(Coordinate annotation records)
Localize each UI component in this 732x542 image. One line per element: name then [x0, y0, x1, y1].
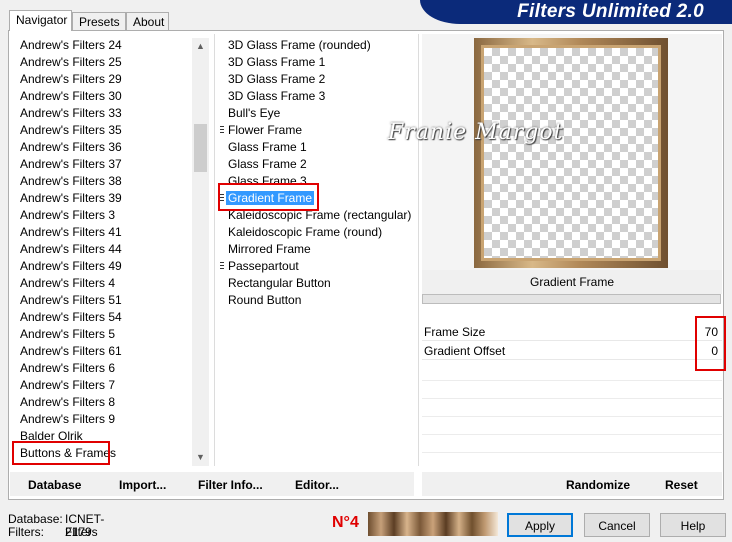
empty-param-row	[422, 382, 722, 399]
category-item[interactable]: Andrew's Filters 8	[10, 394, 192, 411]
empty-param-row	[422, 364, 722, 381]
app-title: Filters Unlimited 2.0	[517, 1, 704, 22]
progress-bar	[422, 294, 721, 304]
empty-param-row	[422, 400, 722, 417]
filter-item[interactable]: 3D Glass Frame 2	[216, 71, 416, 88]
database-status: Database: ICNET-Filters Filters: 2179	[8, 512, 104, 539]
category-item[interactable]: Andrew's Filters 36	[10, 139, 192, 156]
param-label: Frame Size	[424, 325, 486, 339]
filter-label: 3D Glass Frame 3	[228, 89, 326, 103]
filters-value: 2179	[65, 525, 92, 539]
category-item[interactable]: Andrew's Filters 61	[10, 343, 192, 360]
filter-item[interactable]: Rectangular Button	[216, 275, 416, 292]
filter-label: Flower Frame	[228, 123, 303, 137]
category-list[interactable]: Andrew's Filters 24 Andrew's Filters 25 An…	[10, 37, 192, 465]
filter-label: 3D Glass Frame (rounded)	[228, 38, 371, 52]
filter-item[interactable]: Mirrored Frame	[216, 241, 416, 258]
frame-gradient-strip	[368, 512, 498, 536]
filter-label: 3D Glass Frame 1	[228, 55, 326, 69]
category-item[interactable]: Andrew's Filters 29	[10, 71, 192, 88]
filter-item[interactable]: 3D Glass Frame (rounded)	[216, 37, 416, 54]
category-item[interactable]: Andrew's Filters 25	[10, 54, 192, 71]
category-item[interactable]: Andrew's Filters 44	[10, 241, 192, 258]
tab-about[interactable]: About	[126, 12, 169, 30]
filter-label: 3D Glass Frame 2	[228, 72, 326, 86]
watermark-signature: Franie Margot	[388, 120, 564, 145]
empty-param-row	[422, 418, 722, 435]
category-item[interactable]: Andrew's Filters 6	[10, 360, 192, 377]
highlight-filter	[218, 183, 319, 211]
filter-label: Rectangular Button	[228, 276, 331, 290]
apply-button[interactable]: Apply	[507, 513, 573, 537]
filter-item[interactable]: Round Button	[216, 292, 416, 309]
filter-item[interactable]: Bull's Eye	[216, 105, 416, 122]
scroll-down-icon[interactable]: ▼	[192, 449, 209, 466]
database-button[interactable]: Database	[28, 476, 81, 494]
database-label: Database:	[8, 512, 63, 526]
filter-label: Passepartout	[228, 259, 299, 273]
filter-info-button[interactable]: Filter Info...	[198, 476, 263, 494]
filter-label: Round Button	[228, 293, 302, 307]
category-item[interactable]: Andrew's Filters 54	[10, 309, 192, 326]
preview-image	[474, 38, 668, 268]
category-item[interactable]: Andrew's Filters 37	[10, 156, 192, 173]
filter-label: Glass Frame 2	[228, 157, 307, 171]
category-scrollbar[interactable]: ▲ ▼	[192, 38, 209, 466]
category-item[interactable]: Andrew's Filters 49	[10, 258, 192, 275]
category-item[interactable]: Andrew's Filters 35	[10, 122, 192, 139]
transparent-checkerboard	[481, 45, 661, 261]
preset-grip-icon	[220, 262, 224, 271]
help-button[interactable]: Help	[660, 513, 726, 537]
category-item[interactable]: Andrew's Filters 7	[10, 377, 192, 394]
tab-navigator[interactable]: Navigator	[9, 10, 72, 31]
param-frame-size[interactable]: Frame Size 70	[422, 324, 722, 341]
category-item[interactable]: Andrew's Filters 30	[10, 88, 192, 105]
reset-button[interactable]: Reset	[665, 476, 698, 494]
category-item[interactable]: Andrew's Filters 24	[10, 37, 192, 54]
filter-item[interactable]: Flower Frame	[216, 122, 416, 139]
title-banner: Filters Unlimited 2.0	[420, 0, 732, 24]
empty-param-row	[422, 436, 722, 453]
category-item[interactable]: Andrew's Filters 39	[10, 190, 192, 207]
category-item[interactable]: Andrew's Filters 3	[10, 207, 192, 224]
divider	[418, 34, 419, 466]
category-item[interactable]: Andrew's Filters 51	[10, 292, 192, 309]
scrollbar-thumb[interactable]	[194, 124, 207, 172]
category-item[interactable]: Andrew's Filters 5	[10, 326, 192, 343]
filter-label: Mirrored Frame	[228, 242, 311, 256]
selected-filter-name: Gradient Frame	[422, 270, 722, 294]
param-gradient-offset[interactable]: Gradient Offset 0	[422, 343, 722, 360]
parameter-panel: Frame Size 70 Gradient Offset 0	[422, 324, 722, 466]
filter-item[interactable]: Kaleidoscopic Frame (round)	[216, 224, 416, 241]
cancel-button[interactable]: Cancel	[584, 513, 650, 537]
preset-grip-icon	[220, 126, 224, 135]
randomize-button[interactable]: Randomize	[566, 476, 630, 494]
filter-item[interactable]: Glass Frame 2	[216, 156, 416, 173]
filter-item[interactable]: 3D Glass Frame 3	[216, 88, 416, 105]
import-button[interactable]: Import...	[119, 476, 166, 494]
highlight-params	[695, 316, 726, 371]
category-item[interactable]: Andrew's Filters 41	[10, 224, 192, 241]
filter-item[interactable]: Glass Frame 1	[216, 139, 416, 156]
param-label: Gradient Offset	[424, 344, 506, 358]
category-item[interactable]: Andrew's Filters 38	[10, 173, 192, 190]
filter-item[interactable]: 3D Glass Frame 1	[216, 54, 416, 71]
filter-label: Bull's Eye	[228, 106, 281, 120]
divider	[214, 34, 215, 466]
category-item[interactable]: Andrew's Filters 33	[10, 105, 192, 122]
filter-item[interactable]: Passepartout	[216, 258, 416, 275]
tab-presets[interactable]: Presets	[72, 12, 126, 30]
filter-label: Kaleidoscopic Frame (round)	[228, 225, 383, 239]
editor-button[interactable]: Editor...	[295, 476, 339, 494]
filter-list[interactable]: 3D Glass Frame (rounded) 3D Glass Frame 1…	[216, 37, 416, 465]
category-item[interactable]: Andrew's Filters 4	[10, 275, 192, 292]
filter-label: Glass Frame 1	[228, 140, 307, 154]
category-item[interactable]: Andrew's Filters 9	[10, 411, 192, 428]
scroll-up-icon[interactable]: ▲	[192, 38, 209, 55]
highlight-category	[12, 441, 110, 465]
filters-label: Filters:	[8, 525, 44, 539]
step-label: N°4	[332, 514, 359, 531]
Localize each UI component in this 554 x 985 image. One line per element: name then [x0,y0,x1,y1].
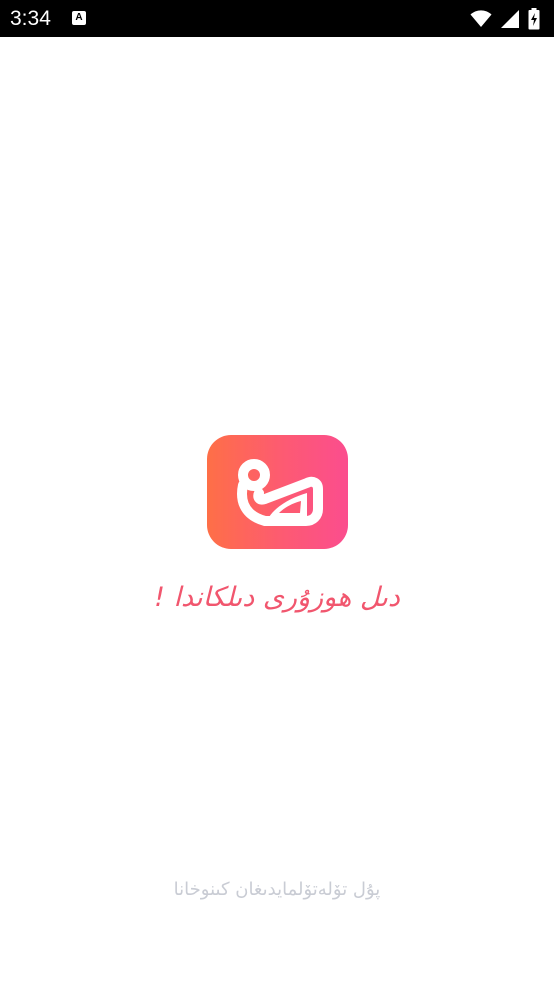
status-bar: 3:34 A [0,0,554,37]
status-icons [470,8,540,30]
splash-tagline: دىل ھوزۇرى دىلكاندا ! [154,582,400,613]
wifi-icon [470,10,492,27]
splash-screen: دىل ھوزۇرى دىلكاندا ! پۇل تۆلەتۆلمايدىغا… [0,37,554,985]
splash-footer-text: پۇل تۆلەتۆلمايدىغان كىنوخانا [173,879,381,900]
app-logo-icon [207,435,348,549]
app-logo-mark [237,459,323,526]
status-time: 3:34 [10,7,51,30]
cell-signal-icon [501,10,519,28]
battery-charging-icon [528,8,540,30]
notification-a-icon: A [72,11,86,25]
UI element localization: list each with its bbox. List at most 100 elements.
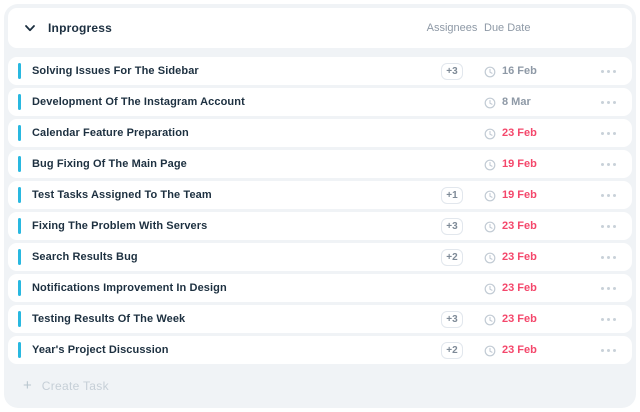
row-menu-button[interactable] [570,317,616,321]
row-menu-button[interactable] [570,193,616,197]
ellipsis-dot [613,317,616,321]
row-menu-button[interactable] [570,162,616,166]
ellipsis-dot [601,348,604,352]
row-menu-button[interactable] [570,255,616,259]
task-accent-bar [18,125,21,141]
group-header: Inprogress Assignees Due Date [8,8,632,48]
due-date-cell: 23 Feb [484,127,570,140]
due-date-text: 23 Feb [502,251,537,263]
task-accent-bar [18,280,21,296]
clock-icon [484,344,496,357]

• _TASK DETAILS_:
Format the lines of the records from the line with "row-menu-button[interactable] [570,317,616,321]" up to and including the line with "task-accent-bar [18,125,21,141]" as a JSON list of strings, one string per line, leaving out blank lines.

• _FULL ANSWER_:
[
  "row-menu-button[interactable] [570,317,616,321]",
  "row-menu-button[interactable] [570,193,616,197]",
  "ellipsis-dot [613,317,616,321]",
  "row-menu-button[interactable] [570,162,616,166]",
  "ellipsis-dot [601,348,604,352]",
  "row-menu-button[interactable] [570,255,616,259]",
  "task-accent-bar [18,125,21,141]"
]